# WHAT IS ASKED:
Rewrite the data from the start through the line that contains "61, 280, 76]", inclusive, replacing "menu-head" with "section-head" and leaving everything else unchanged.
* Begin *
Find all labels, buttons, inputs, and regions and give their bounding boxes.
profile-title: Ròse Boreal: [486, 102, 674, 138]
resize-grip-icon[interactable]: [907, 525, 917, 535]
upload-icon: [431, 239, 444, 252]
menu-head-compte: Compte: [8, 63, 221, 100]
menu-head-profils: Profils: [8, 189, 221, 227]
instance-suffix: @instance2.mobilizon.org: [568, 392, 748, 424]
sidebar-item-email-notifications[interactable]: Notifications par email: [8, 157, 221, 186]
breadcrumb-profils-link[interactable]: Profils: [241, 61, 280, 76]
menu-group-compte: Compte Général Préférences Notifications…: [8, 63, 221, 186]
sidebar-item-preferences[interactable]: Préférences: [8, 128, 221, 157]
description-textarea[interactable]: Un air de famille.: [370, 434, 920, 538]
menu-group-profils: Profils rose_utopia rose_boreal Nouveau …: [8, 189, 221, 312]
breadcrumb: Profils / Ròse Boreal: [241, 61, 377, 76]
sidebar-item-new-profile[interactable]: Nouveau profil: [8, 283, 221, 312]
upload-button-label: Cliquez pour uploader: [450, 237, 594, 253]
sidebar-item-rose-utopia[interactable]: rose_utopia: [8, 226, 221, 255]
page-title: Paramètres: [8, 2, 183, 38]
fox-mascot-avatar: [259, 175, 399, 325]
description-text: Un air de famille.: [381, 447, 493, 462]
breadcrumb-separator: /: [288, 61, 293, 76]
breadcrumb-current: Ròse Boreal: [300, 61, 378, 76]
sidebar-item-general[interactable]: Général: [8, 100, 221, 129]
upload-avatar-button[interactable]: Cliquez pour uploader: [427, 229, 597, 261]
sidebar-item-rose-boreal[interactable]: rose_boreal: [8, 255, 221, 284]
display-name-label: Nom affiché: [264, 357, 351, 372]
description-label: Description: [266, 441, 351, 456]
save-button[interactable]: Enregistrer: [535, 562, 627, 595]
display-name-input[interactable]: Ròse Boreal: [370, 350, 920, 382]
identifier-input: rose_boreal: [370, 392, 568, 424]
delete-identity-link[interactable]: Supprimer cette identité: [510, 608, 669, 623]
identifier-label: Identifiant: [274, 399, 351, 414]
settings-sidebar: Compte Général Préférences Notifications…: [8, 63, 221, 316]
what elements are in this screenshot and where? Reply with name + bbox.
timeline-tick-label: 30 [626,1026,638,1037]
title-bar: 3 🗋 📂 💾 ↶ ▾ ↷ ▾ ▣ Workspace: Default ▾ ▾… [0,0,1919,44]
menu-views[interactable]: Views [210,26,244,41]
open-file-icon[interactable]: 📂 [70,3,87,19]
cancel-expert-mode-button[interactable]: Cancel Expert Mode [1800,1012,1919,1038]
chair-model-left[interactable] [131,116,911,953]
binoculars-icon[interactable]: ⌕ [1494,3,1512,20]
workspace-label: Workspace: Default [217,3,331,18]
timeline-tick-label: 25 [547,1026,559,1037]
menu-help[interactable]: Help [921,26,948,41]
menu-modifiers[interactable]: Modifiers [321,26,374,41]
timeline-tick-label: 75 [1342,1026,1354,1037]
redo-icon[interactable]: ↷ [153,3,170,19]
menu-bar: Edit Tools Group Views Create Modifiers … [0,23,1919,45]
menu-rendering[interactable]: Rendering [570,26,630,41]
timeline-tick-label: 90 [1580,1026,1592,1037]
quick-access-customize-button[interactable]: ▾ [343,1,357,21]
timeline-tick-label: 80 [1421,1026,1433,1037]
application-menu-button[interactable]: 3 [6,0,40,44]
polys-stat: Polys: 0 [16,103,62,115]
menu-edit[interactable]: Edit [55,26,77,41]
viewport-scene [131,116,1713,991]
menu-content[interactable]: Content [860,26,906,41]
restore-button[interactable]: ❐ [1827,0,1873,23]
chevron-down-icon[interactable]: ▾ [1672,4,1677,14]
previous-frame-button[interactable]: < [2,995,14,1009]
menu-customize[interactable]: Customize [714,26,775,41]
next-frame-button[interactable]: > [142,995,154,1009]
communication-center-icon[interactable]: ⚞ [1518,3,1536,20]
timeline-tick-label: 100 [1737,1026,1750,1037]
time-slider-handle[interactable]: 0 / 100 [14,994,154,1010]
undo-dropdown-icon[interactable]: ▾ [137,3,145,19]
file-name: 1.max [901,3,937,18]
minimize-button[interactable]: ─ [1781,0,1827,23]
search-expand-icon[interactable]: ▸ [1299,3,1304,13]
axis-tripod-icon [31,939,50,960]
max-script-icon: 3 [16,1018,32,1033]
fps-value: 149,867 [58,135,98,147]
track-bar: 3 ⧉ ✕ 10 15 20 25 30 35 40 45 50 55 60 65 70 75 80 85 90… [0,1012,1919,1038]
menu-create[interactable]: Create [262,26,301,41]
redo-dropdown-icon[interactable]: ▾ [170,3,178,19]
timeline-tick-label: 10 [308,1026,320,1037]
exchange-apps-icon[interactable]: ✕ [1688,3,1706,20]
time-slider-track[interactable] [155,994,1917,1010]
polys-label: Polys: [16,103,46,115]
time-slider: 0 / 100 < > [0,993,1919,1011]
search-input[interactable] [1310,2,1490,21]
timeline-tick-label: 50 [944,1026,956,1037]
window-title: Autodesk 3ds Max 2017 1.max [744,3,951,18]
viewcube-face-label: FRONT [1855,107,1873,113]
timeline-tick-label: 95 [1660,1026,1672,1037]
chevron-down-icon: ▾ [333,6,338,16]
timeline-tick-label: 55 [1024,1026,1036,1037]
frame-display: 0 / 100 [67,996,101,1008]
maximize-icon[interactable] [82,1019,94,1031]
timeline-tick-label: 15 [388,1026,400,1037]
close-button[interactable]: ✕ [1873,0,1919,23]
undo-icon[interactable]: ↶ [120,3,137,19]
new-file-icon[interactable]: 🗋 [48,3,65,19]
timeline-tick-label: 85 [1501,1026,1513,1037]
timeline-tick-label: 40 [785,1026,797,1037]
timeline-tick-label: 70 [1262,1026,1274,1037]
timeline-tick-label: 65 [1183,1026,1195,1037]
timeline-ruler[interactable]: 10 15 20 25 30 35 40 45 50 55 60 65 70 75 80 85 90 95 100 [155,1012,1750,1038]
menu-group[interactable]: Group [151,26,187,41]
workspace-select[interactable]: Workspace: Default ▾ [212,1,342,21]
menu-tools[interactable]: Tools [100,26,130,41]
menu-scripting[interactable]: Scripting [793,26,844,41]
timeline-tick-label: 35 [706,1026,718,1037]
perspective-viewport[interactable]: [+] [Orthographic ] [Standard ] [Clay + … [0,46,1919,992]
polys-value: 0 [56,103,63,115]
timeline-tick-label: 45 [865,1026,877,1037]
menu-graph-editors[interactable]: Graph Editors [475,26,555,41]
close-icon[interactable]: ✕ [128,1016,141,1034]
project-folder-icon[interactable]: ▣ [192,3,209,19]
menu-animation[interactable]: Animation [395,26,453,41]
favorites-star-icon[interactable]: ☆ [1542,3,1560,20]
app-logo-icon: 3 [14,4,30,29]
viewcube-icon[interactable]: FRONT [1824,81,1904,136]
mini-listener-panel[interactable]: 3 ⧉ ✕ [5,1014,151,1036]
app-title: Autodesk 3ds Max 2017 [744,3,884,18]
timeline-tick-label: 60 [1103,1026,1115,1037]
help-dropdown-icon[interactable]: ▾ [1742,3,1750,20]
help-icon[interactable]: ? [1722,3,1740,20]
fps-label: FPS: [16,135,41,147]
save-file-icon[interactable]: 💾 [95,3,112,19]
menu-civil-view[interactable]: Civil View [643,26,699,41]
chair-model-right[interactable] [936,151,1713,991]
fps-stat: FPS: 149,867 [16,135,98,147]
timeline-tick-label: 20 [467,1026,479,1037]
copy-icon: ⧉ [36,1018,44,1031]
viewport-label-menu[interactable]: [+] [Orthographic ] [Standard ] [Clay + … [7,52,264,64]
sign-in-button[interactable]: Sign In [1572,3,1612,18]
* End *
# SOLVED PROBLEM:
Find all labels, buttons, inputs, and regions and give their bounding boxes.
profile-title: Ròse Boreal: [486, 102, 674, 138]
resize-grip-icon[interactable]: [907, 525, 917, 535]
upload-icon: [431, 239, 444, 252]
section-head-compte: Compte: [8, 63, 221, 100]
section-head-profils: Profils: [8, 189, 221, 227]
instance-suffix: @instance2.mobilizon.org: [568, 392, 748, 424]
sidebar-item-email-notifications[interactable]: Notifications par email: [8, 157, 221, 186]
breadcrumb-profils-link[interactable]: Profils: [241, 61, 280, 76]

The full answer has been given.